* **Task to carry out**: Copy each line exactly. Leave nothing out.

[Dataset entries]

+ + + +

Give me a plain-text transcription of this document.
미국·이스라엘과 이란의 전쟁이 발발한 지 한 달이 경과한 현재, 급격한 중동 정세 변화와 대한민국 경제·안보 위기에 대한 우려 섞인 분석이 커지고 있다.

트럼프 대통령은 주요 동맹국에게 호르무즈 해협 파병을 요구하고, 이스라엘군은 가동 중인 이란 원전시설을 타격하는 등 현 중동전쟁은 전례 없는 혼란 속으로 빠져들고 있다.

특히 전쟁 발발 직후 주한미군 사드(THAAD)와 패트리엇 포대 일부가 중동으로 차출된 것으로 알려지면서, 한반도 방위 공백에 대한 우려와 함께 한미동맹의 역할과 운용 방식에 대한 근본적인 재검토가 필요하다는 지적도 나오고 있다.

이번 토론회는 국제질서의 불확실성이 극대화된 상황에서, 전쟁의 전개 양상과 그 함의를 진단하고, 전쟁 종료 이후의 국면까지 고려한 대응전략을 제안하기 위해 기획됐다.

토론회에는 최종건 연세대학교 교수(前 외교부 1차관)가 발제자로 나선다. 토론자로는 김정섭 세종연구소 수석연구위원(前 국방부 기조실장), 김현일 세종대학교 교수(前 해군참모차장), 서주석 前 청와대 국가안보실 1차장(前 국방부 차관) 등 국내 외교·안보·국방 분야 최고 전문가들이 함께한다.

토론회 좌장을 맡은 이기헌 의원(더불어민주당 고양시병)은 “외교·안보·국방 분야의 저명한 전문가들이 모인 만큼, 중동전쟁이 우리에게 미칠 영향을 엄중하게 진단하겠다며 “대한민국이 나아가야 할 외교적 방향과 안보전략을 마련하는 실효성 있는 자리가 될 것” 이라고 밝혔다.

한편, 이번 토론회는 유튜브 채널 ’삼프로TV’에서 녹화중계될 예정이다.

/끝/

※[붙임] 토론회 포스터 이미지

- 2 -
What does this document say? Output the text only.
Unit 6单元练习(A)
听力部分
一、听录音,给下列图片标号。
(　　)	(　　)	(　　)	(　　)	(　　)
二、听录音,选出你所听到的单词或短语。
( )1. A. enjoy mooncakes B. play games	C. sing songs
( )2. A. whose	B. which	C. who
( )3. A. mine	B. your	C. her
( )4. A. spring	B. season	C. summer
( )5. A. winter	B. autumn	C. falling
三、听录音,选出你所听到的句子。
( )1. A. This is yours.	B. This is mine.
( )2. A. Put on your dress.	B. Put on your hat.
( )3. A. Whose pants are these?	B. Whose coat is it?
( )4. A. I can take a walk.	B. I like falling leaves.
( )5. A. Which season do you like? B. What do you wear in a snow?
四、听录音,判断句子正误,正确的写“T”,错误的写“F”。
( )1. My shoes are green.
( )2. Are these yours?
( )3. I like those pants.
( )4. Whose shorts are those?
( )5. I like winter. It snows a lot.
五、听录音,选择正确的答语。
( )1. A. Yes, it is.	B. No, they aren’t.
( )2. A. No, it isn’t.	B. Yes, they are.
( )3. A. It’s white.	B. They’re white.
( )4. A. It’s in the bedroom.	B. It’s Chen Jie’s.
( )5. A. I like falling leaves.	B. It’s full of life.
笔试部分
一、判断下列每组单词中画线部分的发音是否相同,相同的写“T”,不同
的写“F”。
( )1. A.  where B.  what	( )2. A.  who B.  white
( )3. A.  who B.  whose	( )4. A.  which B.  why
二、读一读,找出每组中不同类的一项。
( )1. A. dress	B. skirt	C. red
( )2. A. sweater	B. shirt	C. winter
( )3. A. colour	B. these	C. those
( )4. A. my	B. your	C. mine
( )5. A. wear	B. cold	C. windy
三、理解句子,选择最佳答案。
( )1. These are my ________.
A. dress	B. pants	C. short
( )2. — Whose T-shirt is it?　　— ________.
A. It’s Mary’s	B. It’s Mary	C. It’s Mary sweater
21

+ + + +

* **Final result**:
Give me a plain-text transcription of this document.
미국·이스라엘과 이란의 전쟁이 발발한 지 한 달이 경과한 현재, 급격한 중동 정세 변화와 대한민국 경제·안보 위기에 대한 우려 섞인 분석이 커지고 있다.

트럼프 대통령은 주요 동맹국에게 호르무즈 해협 파병을 요구하고, 이스라엘군은 가동 중인 이란 원전시설을 타격하는 등 현 중동전쟁은 전례 없는 혼란 속으로 빠져들고 있다.

특히 전쟁 발발 직후 주한미군 사드(THAAD)와 패트리엇 포대 일부가 중동으로 차출된 것으로 알려지면서, 한반도 방위 공백에 대한 우려와 함께 한미동맹의 역할과 운용 방식에 대한 근본적인 재검토가 필요하다는 지적도 나오고 있다.

이번 토론회는 국제질서의 불확실성이 극대화된 상황에서, 전쟁의 전개 양상과 그 함의를 진단하고, 전쟁 종료 이후의 국면까지 고려한 대응전략을 제안하기 위해 기획됐다.

토론회에는 최종건 연세대학교 교수(前 외교부 1차관)가 발제자로 나선다. 토론자로는 김정섭 세종연구소 수석연구위원(前 국방부 기조실장), 김현일 세종대학교 교수(前 해군참모차장), 서주석 前 청와대 국가안보실 1차장(前 국방부 차관) 등 국내 외교·안보·국방 분야 최고 전문가들이 함께한다.

토론회 좌장을 맡은 이기헌 의원(더불어민주당 고양시병)은 “외교·안보·국방 분야의 저명한 전문가들이 모인 만큼, 중동전쟁이 우리에게 미칠 영향을 엄중하게 진단하겠다며 “대한민국이 나아가야 할 외교적 방향과 안보전략을 마련하는 실효성 있는 자리가 될 것” 이라고 밝혔다.

한편, 이번 토론회는 유튜브 채널 ’삼프로TV’에서 녹화중계될 예정이다.

/끝/

※[붙임] 토론회 포스터 이미지

- 2 -
What does this document say? Output the text only.
Unit 6单元练习(A)
听力部分
一、听录音,给下列图片标号。
(　　)	(　　)	(　　)	(　　)	(　　)
二、听录音,选出你所听到的单词或短语。
( )1. A. enjoy mooncakes B. play games	C. sing songs
( )2. A. whose	B. which	C. who
( )3. A. mine	B. your	C. her
( )4. A. spring	B. season	C. summer
( )5. A. winter	B. autumn	C. falling
三、听录音,选出你所听到的句子。
( )1. A. This is yours.	B. This is mine.
( )2. A. Put on your dress.	B. Put on your hat.
( )3. A. Whose pants are these?	B. Whose coat is it?
( )4. A. I can take a walk.	B. I like falling leaves.
( )5. A. Which season do you like? B. What do you wear in a snow?
四、听录音,判断句子正误,正确的写“T”,错误的写“F”。
( )1. My shoes are green.
( )2. Are these yours?
( )3. I like those pants.
( )4. Whose shorts are those?
( )5. I like winter. It snows a lot.
五、听录音,选择正确的答语。
( )1. A. Yes, it is.	B. No, they aren’t.
( )2. A. No, it isn’t.	B. Yes, they are.
( )3. A. It’s white.	B. They’re white.
( )4. A. It’s in the bedroom.	B. It’s Chen Jie’s.
( )5. A. I like falling leaves.	B. It’s full of life.
笔试部分
一、判断下列每组单词中画线部分的发音是否相同,相同的写“T”,不同
的写“F”。
( )1. A.  where B.  what	( )2. A.  who B.  white
( )3. A.  who B.  whose	( )4. A.  which B.  why
二、读一读,找出每组中不同类的一项。
( )1. A. dress	B. skirt	C. red
( )2. A. sweater	B. shirt	C. winter
( )3. A. colour	B. these	C. those
( )4. A. my	B. your	C. mine
( )5. A. wear	B. cold	C. windy
三、理解句子,选择最佳答案。
( )1. These are my ________.
A. dress	B. pants	C. short
( )2. — Whose T-shirt is it?　　— ________.
A. It’s Mary’s	B. It’s Mary	C. It’s Mary sweater
21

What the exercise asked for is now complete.